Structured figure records
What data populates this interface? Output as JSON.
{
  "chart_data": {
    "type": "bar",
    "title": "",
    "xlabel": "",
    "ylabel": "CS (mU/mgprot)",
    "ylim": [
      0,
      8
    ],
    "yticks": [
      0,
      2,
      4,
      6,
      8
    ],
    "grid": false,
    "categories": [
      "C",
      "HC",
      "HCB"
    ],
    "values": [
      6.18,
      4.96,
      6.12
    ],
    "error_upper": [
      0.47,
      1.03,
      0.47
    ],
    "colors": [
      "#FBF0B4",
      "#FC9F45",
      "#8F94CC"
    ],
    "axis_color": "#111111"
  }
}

SET PROBLEM: Write out the entries in full, exactly as given.

CORRECT OUTPUT:
What data populates this interface? Output as JSON.
{
  "chart_data": {
    "type": "bar",
    "title": "",
    "xlabel": "",
    "ylabel": "CS (mU/mgprot)",
    "ylim": [
      0,
      8
    ],
    "yticks": [
      0,
      2,
      4,
      6,
      8
    ],
    "grid": false,
    "categories": [
      "C",
      "HC",
      "HCB"
    ],
    "values": [
      6.18,
      4.96,
      6.12
    ],
    "error_upper": [
      0.47,
      1.03,
      0.47
    ],
    "colors": [
      "#FBF0B4",
      "#FC9F45",
      "#8F94CC"
    ],
    "axis_color": "#111111"
  }
}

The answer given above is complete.